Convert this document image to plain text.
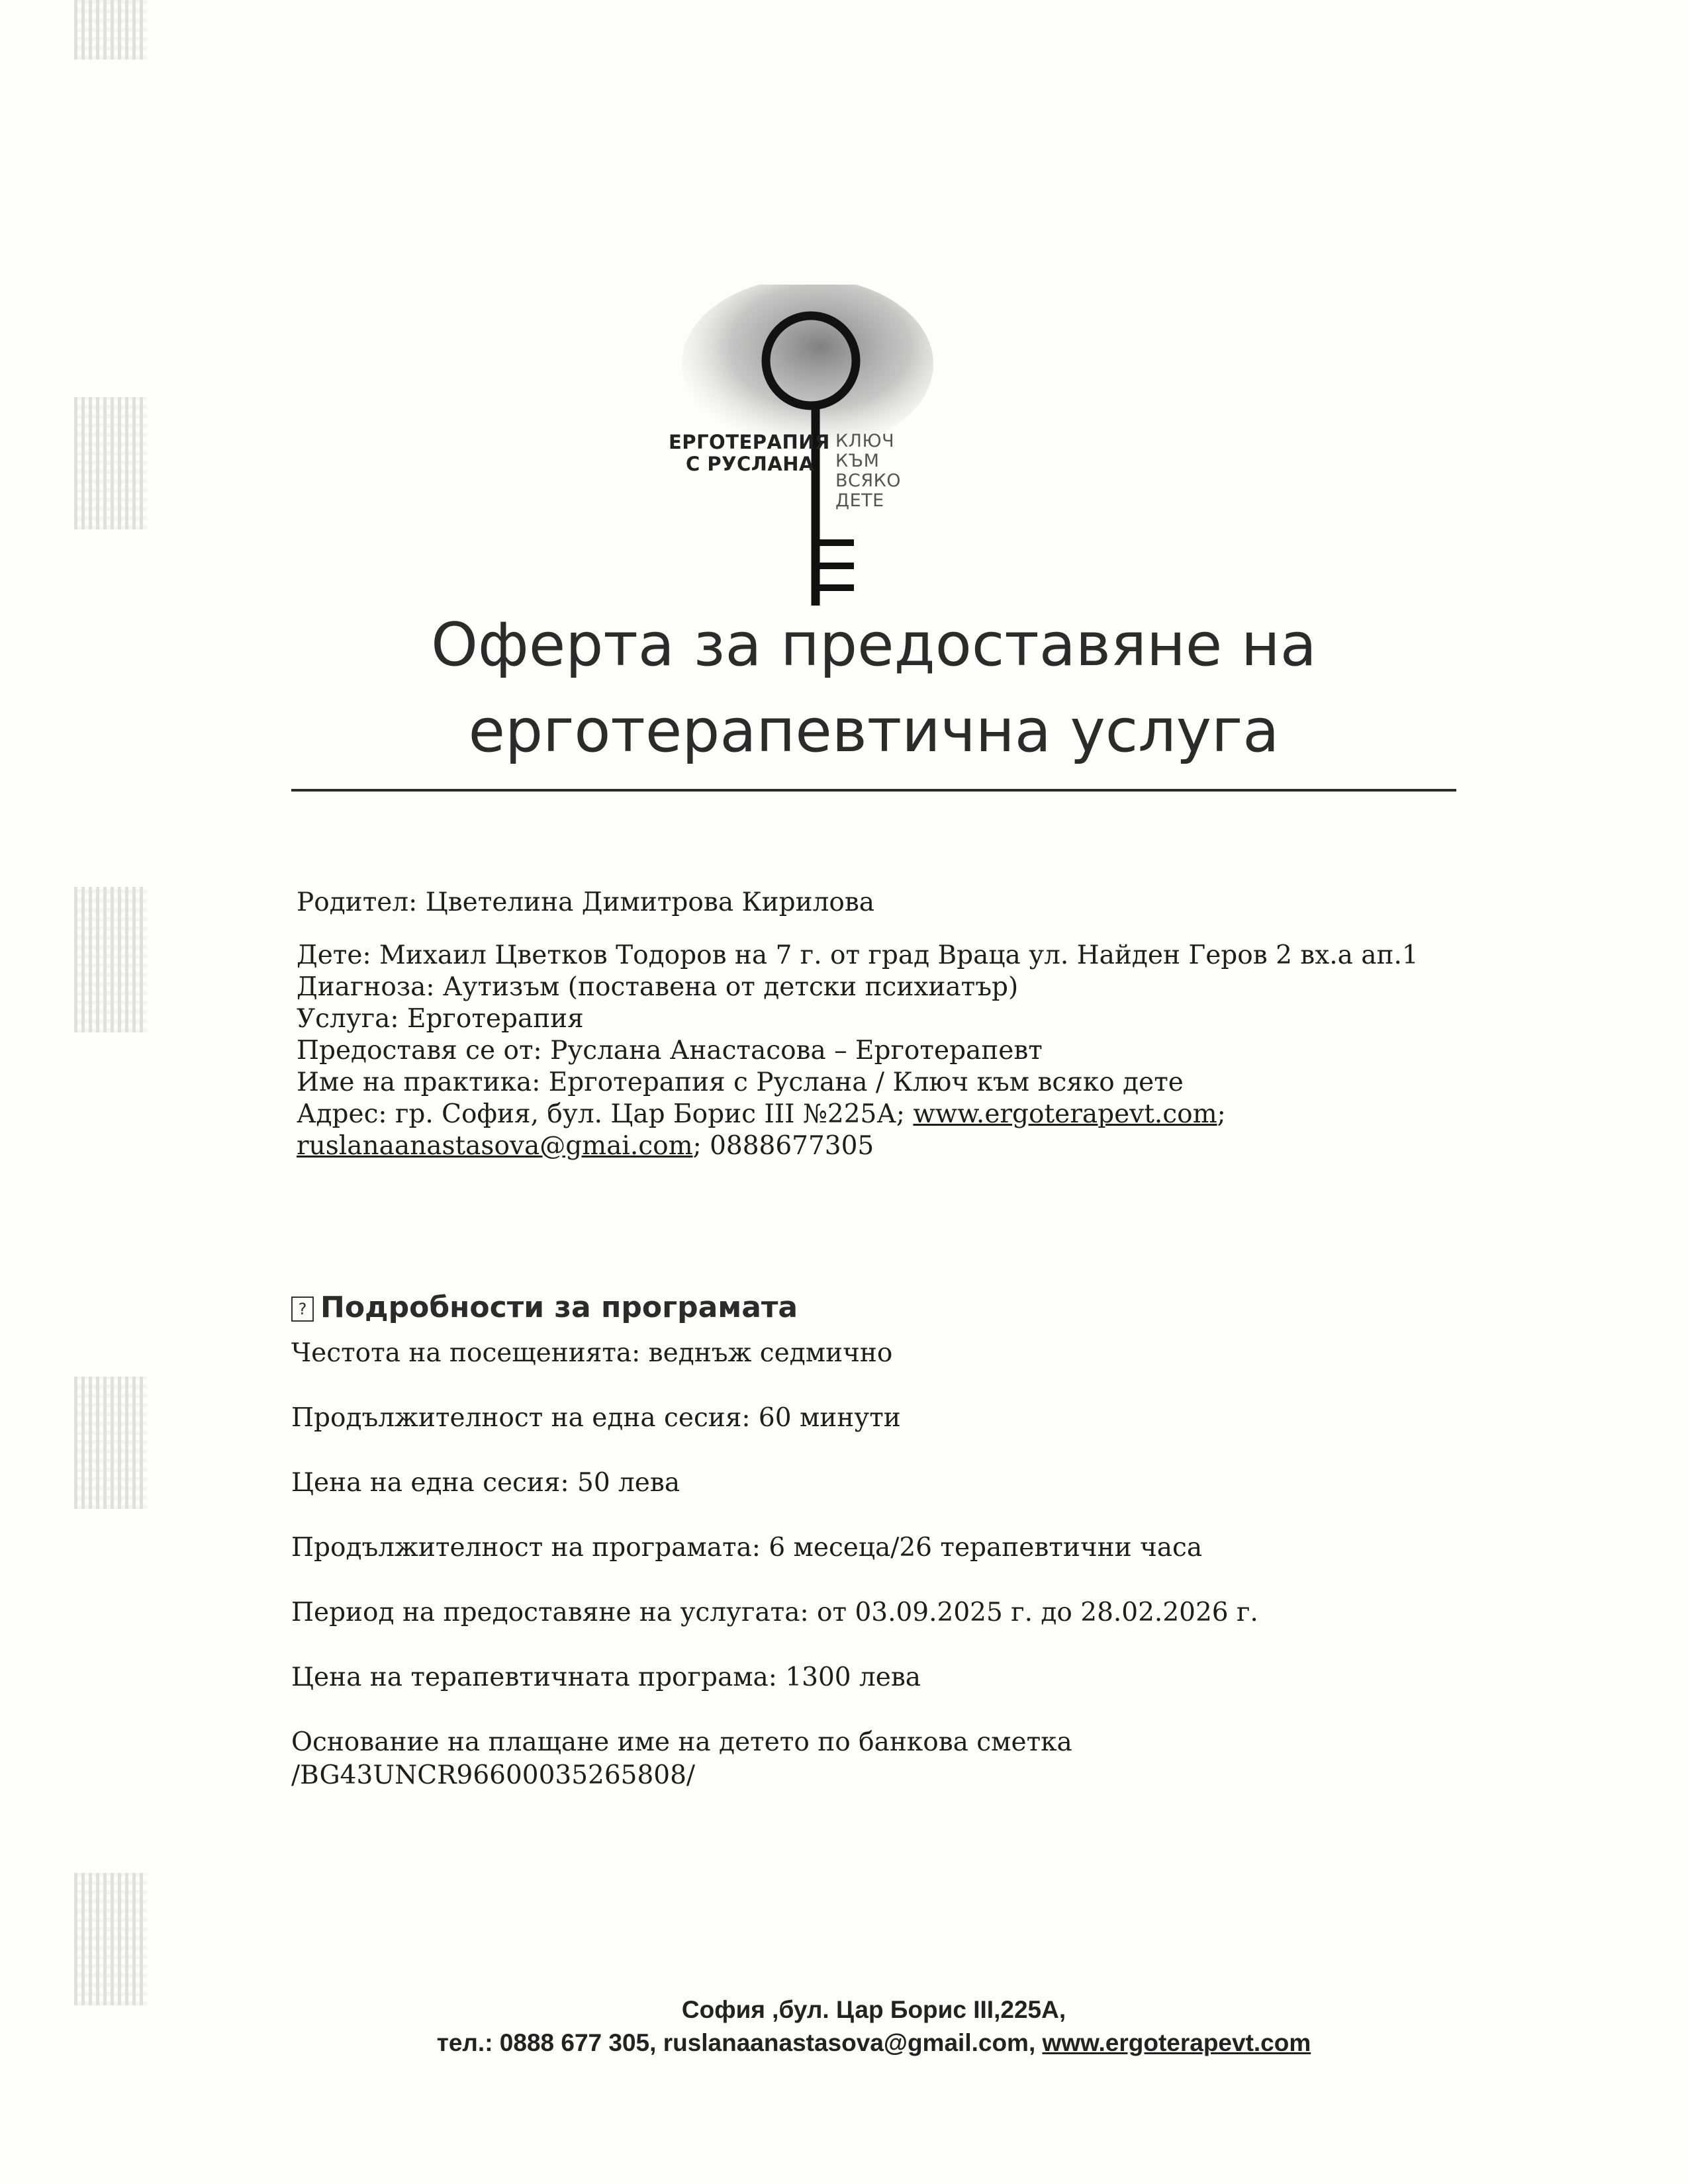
ЕРГОТЕРАПИЯ
С РУСЛАНА
КЛЮЧ
КЪМ
ВСЯКО
ДЕТЕ
Оферта за предоставяне на
ерготерапевтична услуга

Родител: Цветелина Димитрова Кирилова

Дете: Михаил Цветков Тодоров на 7 г. от град Враца ул. Найден Геров 2 вх.а ап.1

Диагноза: Аутизъм (поставена от детски психиатър)

Услуга: Ерготерапия

Предоставя се от: Руслана Анастасова – Ерготерапевт

Име на практика: Ерготерапия с Руслана / Ключ към всяко дете

Адрес: гр. София, бул. Цар Борис III №225А; www.ergoterapevt.com;

ruslanaanastasova@gmai.com; 0888677305

? Подробности за програмата

Честота на посещенията: веднъж седмично

Продължителност на една сесия: 60 минути

Цена на една сесия: 50 лева

Продължителност на програмата: 6 месеца/26 терапевтични часа

Период на предоставяне на услугата: от 03.09.2025 г. до 28.02.2026 г.

Цена на терапевтичната програма: 1300 лева

Основание на плащане име на детето по банкова сметка

/BG43UNCR96600035265808/

София ,бул. Цар Борис III,225А,

тел.: 0888 677 305, ruslanaanastasova@gmail.com, www.ergoterapevt.com
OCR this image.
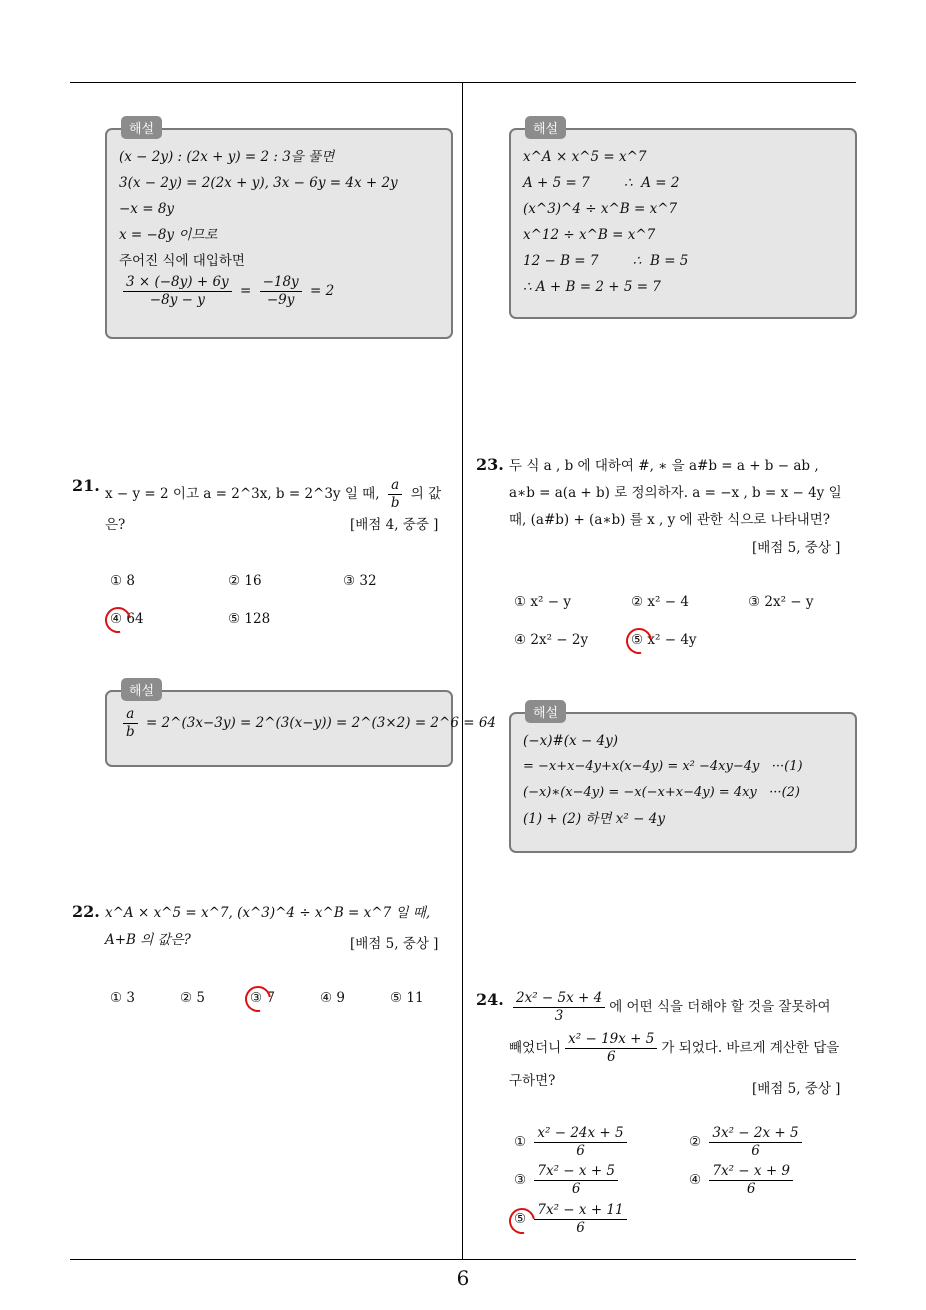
해설
(x − 2y) : (2x + y) = 2 : 3을 풀면
3(x − 2y) = 2(2x + y), 3x − 6y = 4x + 2y
−x = 8y
x = −8y 이므로
주어진 식에 대입하면
$\frac{3 \times (-8y) + 6y}{-8y - y} = \frac{-18y}{-9y} = 2$
해설
x^A × x^5 = x^7
A + 5 = 7        ∴  A = 2
(x^3)^4 ÷ x^B = x^7
x^12 ÷ x^B = x^7
12 − B = 7        ∴  B = 5
∴ A + B = 2 + 5 = 7
21. x − y = 2 이고 a = 2^3x, b = 2^3y 일 때, $\frac{a}{b}$ 의 값은?	[배점 4, 중중 ]
① 8	② 16	③ 32
④ 64	⑤ 128
해설
$\frac{a}{b}$ = 2^(3x−3y) = 2^(3(x−y)) = 2^(3×2) = 2^6 = 64
22. x^A × x^5 = x^7, (x^3)^4 ÷ x^B = x^7 일 때, A+B 의 값은?	[배점 5, 중상 ]
① 3	② 5	③ 7	④ 9	⑤ 11
23. 두 식 a , b 에 대하여 #, ∗ 을 a#b = a + b − ab ,
a∗b = a(a + b) 로 정의하자. a = −x , b = x − 4y 일
때, (a#b) + (a∗b) 를 x , y 에 관한 식으로 나타내면?
[배점 5, 중상 ]
① x² − y	② x² − 4	③ 2x² − y
④ 2x² − 2y	⑤ x² − 4y
해설
(−x)#(x − 4y)
= −x+x−4y+x(x−4y) = x² −4xy−4y   ···(1)
(−x)∗(x−4y) = −x(−x+x−4y) = 4xy   ···(2)
(1) + (2) 하면 x² − 4y
24. $\frac{\text{2x² − 5x + 4}}{3}$ 에 어떤 식을 더해야 할 것을 잘못하여
빼었더니 $\frac{\text{x² − 19x + 5}}{6}$ 가 되었다. 바르게 계산한 답을
구하면?	[배점 5, 중상 ]
① $\frac{\text{x² − 24x + 5}}{6}$	② $\frac{\text{3x² − 2x + 5}}{6}$
③ $\frac{\text{7x² − x + 5}}{6}$	④ $\frac{\text{7x² − x + 9}}{6}$
⑤ $\frac{\text{7x² − x + 11}}{6}$
6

------------

- [PROBLEM DETAILS] Retype the records exactly. Any image in them should not appear in what you write.

- [WRITTEN SOLUTION]
Convert this document image to plain text.
ЕРГОТЕРАПИЯ
С РУСЛАНА
КЛЮЧ
КЪМ
ВСЯКО
ДЕТЕ
Оферта за предоставяне на
ерготерапевтична услуга

Родител: Цветелина Димитрова Кирилова

Дете: Михаил Цветков Тодоров на 7 г. от град Враца ул. Найден Геров 2 вх.а ап.1

Диагноза: Аутизъм (поставена от детски психиатър)

Услуга: Ерготерапия

Предоставя се от: Руслана Анастасова – Ерготерапевт

Име на практика: Ерготерапия с Руслана / Ключ към всяко дете

Адрес: гр. София, бул. Цар Борис III №225А; www.ergoterapevt.com;

ruslanaanastasova@gmai.com; 0888677305

? Подробности за програмата

Честота на посещенията: веднъж седмично

Продължителност на една сесия: 60 минути

Цена на една сесия: 50 лева

Продължителност на програмата: 6 месеца/26 терапевтични часа

Период на предоставяне на услугата: от 03.09.2025 г. до 28.02.2026 г.

Цена на терапевтичната програма: 1300 лева

Основание на плащане име на детето по банкова сметка

/BG43UNCR96600035265808/

София ,бул. Цар Борис III,225А,

тел.: 0888 677 305, ruslanaanastasova@gmail.com, www.ergoterapevt.com
OCR this image.
해설
(x − 2y) : (2x + y) = 2 : 3을 풀면
3(x − 2y) = 2(2x + y), 3x − 6y = 4x + 2y
−x = 8y
x = −8y 이므로
주어진 식에 대입하면
$\frac{3 \times (-8y) + 6y}{-8y - y} = \frac{-18y}{-9y} = 2$
해설
x^A × x^5 = x^7
A + 5 = 7        ∴  A = 2
(x^3)^4 ÷ x^B = x^7
x^12 ÷ x^B = x^7
12 − B = 7        ∴  B = 5
∴ A + B = 2 + 5 = 7
21. x − y = 2 이고 a = 2^3x, b = 2^3y 일 때, $\frac{a}{b}$ 의 값은?	[배점 4, 중중 ]
① 8	② 16	③ 32
④ 64	⑤ 128
해설
$\frac{a}{b}$ = 2^(3x−3y) = 2^(3(x−y)) = 2^(3×2) = 2^6 = 64
22. x^A × x^5 = x^7, (x^3)^4 ÷ x^B = x^7 일 때, A+B 의 값은?	[배점 5, 중상 ]
① 3	② 5	③ 7	④ 9	⑤ 11
23. 두 식 a , b 에 대하여 #, ∗ 을 a#b = a + b − ab ,
a∗b = a(a + b) 로 정의하자. a = −x , b = x − 4y 일
때, (a#b) + (a∗b) 를 x , y 에 관한 식으로 나타내면?
[배점 5, 중상 ]
① x² − y	② x² − 4	③ 2x² − y
④ 2x² − 2y	⑤ x² − 4y
해설
(−x)#(x − 4y)
= −x+x−4y+x(x−4y) = x² −4xy−4y   ···(1)
(−x)∗(x−4y) = −x(−x+x−4y) = 4xy   ···(2)
(1) + (2) 하면 x² − 4y
24. $\frac{\text{2x² − 5x + 4}}{3}$ 에 어떤 식을 더해야 할 것을 잘못하여
빼었더니 $\frac{\text{x² − 19x + 5}}{6}$ 가 되었다. 바르게 계산한 답을
구하면?	[배점 5, 중상 ]
① $\frac{\text{x² − 24x + 5}}{6}$	② $\frac{\text{3x² − 2x + 5}}{6}$
③ $\frac{\text{7x² − x + 5}}{6}$	④ $\frac{\text{7x² − x + 9}}{6}$
⑤ $\frac{\text{7x² − x + 11}}{6}$
6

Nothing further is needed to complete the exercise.